▶ _EXERCISE PROMPT_: Retype every entry in its entirety, without alteration.

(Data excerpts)
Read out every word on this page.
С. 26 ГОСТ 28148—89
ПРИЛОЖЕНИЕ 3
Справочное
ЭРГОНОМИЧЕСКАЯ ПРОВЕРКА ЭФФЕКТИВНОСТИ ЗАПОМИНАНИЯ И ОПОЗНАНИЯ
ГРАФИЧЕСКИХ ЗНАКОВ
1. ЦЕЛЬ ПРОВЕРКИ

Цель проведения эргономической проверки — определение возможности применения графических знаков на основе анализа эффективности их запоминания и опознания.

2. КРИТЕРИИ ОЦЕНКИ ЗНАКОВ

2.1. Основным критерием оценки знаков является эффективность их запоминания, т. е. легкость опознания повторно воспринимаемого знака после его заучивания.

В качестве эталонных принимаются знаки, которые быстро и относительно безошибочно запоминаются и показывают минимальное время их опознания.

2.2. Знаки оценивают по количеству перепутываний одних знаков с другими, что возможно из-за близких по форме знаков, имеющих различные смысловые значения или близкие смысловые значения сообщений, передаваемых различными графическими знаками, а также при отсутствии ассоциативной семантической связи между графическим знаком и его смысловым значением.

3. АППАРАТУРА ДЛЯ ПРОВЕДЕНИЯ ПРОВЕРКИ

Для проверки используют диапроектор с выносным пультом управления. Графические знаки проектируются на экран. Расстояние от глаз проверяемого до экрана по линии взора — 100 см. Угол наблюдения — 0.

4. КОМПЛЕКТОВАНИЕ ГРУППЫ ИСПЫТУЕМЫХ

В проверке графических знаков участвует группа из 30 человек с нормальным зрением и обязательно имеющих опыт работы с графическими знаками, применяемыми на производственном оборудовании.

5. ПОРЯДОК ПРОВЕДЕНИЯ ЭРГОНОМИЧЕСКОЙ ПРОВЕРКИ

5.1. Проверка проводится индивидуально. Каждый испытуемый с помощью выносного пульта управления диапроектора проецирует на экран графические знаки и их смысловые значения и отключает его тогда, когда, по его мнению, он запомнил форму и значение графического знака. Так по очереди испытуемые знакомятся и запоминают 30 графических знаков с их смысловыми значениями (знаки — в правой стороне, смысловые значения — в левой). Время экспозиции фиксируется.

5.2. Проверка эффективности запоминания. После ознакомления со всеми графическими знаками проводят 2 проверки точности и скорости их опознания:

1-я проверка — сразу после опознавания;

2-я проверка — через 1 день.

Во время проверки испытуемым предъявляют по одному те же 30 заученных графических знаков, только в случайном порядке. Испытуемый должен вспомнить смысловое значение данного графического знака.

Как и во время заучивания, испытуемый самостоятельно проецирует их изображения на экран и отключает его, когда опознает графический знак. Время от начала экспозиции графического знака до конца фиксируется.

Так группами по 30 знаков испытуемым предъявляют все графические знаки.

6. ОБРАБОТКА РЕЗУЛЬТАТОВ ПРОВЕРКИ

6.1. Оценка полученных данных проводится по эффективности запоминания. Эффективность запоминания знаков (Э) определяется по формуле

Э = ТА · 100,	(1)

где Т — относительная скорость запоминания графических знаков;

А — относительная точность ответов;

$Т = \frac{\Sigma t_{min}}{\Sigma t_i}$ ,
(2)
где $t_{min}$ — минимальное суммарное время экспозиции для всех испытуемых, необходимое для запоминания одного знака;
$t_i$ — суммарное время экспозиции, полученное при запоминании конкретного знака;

▶ _TASK RESPONSE_:
Read out every word on this page.
С. 26 ГОСТ 28148—89
ПРИЛОЖЕНИЕ 3
Справочное
ЭРГОНОМИЧЕСКАЯ ПРОВЕРКА ЭФФЕКТИВНОСТИ ЗАПОМИНАНИЯ И ОПОЗНАНИЯ
ГРАФИЧЕСКИХ ЗНАКОВ
1. ЦЕЛЬ ПРОВЕРКИ

Цель проведения эргономической проверки — определение возможности применения графических знаков на основе анализа эффективности их запоминания и опознания.

2. КРИТЕРИИ ОЦЕНКИ ЗНАКОВ

2.1. Основным критерием оценки знаков является эффективность их запоминания, т. е. легкость опознания повторно воспринимаемого знака после его заучивания.

В качестве эталонных принимаются знаки, которые быстро и относительно безошибочно запоминаются и показывают минимальное время их опознания.

2.2. Знаки оценивают по количеству перепутываний одних знаков с другими, что возможно из-за близких по форме знаков, имеющих различные смысловые значения или близкие смысловые значения сообщений, передаваемых различными графическими знаками, а также при отсутствии ассоциативной семантической связи между графическим знаком и его смысловым значением.

3. АППАРАТУРА ДЛЯ ПРОВЕДЕНИЯ ПРОВЕРКИ

Для проверки используют диапроектор с выносным пультом управления. Графические знаки проектируются на экран. Расстояние от глаз проверяемого до экрана по линии взора — 100 см. Угол наблюдения — 0.

4. КОМПЛЕКТОВАНИЕ ГРУППЫ ИСПЫТУЕМЫХ

В проверке графических знаков участвует группа из 30 человек с нормальным зрением и обязательно имеющих опыт работы с графическими знаками, применяемыми на производственном оборудовании.

5. ПОРЯДОК ПРОВЕДЕНИЯ ЭРГОНОМИЧЕСКОЙ ПРОВЕРКИ

5.1. Проверка проводится индивидуально. Каждый испытуемый с помощью выносного пульта управления диапроектора проецирует на экран графические знаки и их смысловые значения и отключает его тогда, когда, по его мнению, он запомнил форму и значение графического знака. Так по очереди испытуемые знакомятся и запоминают 30 графических знаков с их смысловыми значениями (знаки — в правой стороне, смысловые значения — в левой). Время экспозиции фиксируется.

5.2. Проверка эффективности запоминания. После ознакомления со всеми графическими знаками проводят 2 проверки точности и скорости их опознания:

1-я проверка — сразу после опознавания;

2-я проверка — через 1 день.

Во время проверки испытуемым предъявляют по одному те же 30 заученных графических знаков, только в случайном порядке. Испытуемый должен вспомнить смысловое значение данного графического знака.

Как и во время заучивания, испытуемый самостоятельно проецирует их изображения на экран и отключает его, когда опознает графический знак. Время от начала экспозиции графического знака до конца фиксируется.

Так группами по 30 знаков испытуемым предъявляют все графические знаки.

6. ОБРАБОТКА РЕЗУЛЬТАТОВ ПРОВЕРКИ

6.1. Оценка полученных данных проводится по эффективности запоминания. Эффективность запоминания знаков (Э) определяется по формуле

Э = ТА · 100,	(1)

где Т — относительная скорость запоминания графических знаков;

А — относительная точность ответов;

$Т = \frac{\Sigma t_{min}}{\Sigma t_i}$ ,
(2)
где $t_{min}$ — минимальное суммарное время экспозиции для всех испытуемых, необходимое для запоминания одного знака;
$t_i$ — суммарное время экспозиции, полученное при запоминании конкретного знака;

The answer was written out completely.